◆ **Problem description**:
Copy the data word for word, keeping every line.
BEGIN Available records
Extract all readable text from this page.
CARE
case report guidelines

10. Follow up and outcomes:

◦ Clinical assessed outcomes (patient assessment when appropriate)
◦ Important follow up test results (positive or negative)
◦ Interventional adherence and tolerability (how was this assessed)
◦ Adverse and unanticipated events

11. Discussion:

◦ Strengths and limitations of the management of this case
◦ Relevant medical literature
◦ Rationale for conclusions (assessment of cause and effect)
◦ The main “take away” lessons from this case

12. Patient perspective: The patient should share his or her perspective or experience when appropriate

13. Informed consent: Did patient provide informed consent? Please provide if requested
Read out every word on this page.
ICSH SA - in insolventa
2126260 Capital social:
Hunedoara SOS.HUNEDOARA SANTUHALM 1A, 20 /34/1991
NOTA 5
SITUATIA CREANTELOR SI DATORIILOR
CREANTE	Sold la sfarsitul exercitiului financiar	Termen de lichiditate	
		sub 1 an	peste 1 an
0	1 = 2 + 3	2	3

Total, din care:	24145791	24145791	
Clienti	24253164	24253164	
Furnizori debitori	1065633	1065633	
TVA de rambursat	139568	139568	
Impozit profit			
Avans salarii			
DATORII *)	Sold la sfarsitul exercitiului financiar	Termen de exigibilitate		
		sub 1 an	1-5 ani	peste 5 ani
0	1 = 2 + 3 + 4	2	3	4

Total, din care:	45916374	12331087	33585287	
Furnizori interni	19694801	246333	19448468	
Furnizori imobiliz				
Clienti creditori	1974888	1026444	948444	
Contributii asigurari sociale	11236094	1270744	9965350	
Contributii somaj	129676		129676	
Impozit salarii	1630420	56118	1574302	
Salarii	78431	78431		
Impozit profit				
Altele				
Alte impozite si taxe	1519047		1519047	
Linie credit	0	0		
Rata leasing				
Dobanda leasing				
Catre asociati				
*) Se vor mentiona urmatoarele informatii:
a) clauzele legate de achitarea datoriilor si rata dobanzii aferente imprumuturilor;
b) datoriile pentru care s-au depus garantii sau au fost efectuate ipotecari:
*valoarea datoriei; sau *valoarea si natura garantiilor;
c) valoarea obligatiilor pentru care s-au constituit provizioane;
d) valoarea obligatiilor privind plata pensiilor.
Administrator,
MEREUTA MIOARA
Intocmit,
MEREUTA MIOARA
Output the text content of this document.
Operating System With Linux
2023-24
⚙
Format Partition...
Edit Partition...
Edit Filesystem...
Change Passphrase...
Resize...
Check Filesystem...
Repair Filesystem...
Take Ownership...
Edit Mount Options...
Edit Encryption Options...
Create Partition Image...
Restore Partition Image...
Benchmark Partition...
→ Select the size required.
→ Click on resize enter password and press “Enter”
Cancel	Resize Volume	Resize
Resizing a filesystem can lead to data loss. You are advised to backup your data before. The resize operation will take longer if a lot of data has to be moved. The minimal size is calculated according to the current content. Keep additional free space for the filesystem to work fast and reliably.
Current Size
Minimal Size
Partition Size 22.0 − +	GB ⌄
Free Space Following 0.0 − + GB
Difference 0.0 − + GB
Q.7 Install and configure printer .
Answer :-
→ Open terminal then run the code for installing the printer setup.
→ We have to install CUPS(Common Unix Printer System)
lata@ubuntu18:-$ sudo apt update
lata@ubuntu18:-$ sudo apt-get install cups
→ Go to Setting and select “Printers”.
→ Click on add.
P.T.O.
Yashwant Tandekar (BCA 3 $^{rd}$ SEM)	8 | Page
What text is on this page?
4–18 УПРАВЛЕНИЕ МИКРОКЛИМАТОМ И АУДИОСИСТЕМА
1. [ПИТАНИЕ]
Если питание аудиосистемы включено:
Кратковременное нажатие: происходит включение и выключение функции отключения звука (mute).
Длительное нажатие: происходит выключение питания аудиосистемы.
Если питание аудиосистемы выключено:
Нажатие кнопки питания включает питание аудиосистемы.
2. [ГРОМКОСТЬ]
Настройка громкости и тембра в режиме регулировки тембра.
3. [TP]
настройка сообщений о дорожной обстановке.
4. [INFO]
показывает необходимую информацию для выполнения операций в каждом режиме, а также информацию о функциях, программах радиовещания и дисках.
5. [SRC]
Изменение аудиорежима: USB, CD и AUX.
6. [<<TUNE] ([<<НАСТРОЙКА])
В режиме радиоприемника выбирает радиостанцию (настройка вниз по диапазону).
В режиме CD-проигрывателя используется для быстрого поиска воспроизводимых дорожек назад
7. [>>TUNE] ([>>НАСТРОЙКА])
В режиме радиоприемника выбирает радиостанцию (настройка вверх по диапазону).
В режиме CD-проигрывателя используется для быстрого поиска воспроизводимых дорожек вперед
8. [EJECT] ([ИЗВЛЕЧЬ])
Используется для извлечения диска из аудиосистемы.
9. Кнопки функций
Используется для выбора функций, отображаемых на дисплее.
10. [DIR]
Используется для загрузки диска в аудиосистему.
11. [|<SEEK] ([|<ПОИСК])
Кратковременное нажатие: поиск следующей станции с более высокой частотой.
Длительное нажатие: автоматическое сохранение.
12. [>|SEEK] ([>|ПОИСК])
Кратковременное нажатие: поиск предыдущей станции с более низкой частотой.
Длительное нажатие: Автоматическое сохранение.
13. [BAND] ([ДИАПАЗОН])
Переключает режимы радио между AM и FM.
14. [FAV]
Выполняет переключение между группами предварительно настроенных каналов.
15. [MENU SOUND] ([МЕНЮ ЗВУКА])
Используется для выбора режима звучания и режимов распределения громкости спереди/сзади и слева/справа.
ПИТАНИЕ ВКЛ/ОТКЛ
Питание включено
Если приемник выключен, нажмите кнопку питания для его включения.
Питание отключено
END Available records
◆ **Answer to the exercise**:
Extract all readable text from this page.
CARE
case report guidelines

10. Follow up and outcomes:

◦ Clinical assessed outcomes (patient assessment when appropriate)
◦ Important follow up test results (positive or negative)
◦ Interventional adherence and tolerability (how was this assessed)
◦ Adverse and unanticipated events

11. Discussion:

◦ Strengths and limitations of the management of this case
◦ Relevant medical literature
◦ Rationale for conclusions (assessment of cause and effect)
◦ The main “take away” lessons from this case

12. Patient perspective: The patient should share his or her perspective or experience when appropriate

13. Informed consent: Did patient provide informed consent? Please provide if requested
Read out every word on this page.
ICSH SA - in insolventa
2126260 Capital social:
Hunedoara SOS.HUNEDOARA SANTUHALM 1A, 20 /34/1991
NOTA 5
SITUATIA CREANTELOR SI DATORIILOR
CREANTE	Sold la sfarsitul exercitiului financiar	Termen de lichiditate	
		sub 1 an	peste 1 an
0	1 = 2 + 3	2	3

Total, din care:	24145791	24145791	
Clienti	24253164	24253164	
Furnizori debitori	1065633	1065633	
TVA de rambursat	139568	139568	
Impozit profit			
Avans salarii			
DATORII *)	Sold la sfarsitul exercitiului financiar	Termen de exigibilitate		
		sub 1 an	1-5 ani	peste 5 ani
0	1 = 2 + 3 + 4	2	3	4

Total, din care:	45916374	12331087	33585287	
Furnizori interni	19694801	246333	19448468	
Furnizori imobiliz				
Clienti creditori	1974888	1026444	948444	
Contributii asigurari sociale	11236094	1270744	9965350	
Contributii somaj	129676		129676	
Impozit salarii	1630420	56118	1574302	
Salarii	78431	78431		
Impozit profit				
Altele				
Alte impozite si taxe	1519047		1519047	
Linie credit	0	0		
Rata leasing				
Dobanda leasing				
Catre asociati				
*) Se vor mentiona urmatoarele informatii:
a) clauzele legate de achitarea datoriilor si rata dobanzii aferente imprumuturilor;
b) datoriile pentru care s-au depus garantii sau au fost efectuate ipotecari:
*valoarea datoriei; sau *valoarea si natura garantiilor;
c) valoarea obligatiilor pentru care s-au constituit provizioane;
d) valoarea obligatiilor privind plata pensiilor.
Administrator,
MEREUTA MIOARA
Intocmit,
MEREUTA MIOARA
Output the text content of this document.
Operating System With Linux
2023-24
⚙
Format Partition...
Edit Partition...
Edit Filesystem...
Change Passphrase...
Resize...
Check Filesystem...
Repair Filesystem...
Take Ownership...
Edit Mount Options...
Edit Encryption Options...
Create Partition Image...
Restore Partition Image...
Benchmark Partition...
→ Select the size required.
→ Click on resize enter password and press “Enter”
Cancel	Resize Volume	Resize
Resizing a filesystem can lead to data loss. You are advised to backup your data before. The resize operation will take longer if a lot of data has to be moved. The minimal size is calculated according to the current content. Keep additional free space for the filesystem to work fast and reliably.
Current Size
Minimal Size
Partition Size 22.0 − +	GB ⌄
Free Space Following 0.0 − + GB
Difference 0.0 − + GB
Q.7 Install and configure printer .
Answer :-
→ Open terminal then run the code for installing the printer setup.
→ We have to install CUPS(Common Unix Printer System)
lata@ubuntu18:-$ sudo apt update
lata@ubuntu18:-$ sudo apt-get install cups
→ Go to Setting and select “Printers”.
→ Click on add.
P.T.O.
Yashwant Tandekar (BCA 3 $^{rd}$ SEM)	8 | Page
What text is on this page?
4–18 УПРАВЛЕНИЕ МИКРОКЛИМАТОМ И АУДИОСИСТЕМА
1. [ПИТАНИЕ]
Если питание аудиосистемы включено:
Кратковременное нажатие: происходит включение и выключение функции отключения звука (mute).
Длительное нажатие: происходит выключение питания аудиосистемы.
Если питание аудиосистемы выключено:
Нажатие кнопки питания включает питание аудиосистемы.
2. [ГРОМКОСТЬ]
Настройка громкости и тембра в режиме регулировки тембра.
3. [TP]
настройка сообщений о дорожной обстановке.
4. [INFO]
показывает необходимую информацию для выполнения операций в каждом режиме, а также информацию о функциях, программах радиовещания и дисках.
5. [SRC]
Изменение аудиорежима: USB, CD и AUX.
6. [<<TUNE] ([<<НАСТРОЙКА])
В режиме радиоприемника выбирает радиостанцию (настройка вниз по диапазону).
В режиме CD-проигрывателя используется для быстрого поиска воспроизводимых дорожек назад
7. [>>TUNE] ([>>НАСТРОЙКА])
В режиме радиоприемника выбирает радиостанцию (настройка вверх по диапазону).
В режиме CD-проигрывателя используется для быстрого поиска воспроизводимых дорожек вперед
8. [EJECT] ([ИЗВЛЕЧЬ])
Используется для извлечения диска из аудиосистемы.
9. Кнопки функций
Используется для выбора функций, отображаемых на дисплее.
10. [DIR]
Используется для загрузки диска в аудиосистему.
11. [|<SEEK] ([|<ПОИСК])
Кратковременное нажатие: поиск следующей станции с более высокой частотой.
Длительное нажатие: автоматическое сохранение.
12. [>|SEEK] ([>|ПОИСК])
Кратковременное нажатие: поиск предыдущей станции с более низкой частотой.
Длительное нажатие: Автоматическое сохранение.
13. [BAND] ([ДИАПАЗОН])
Переключает режимы радио между AM и FM.
14. [FAV]
Выполняет переключение между группами предварительно настроенных каналов.
15. [MENU SOUND] ([МЕНЮ ЗВУКА])
Используется для выбора режима звучания и режимов распределения громкости спереди/сзади и слева/справа.
ПИТАНИЕ ВКЛ/ОТКЛ
Питание включено
Если приемник выключен, нажмите кнопку питания для его включения.
Питание отключено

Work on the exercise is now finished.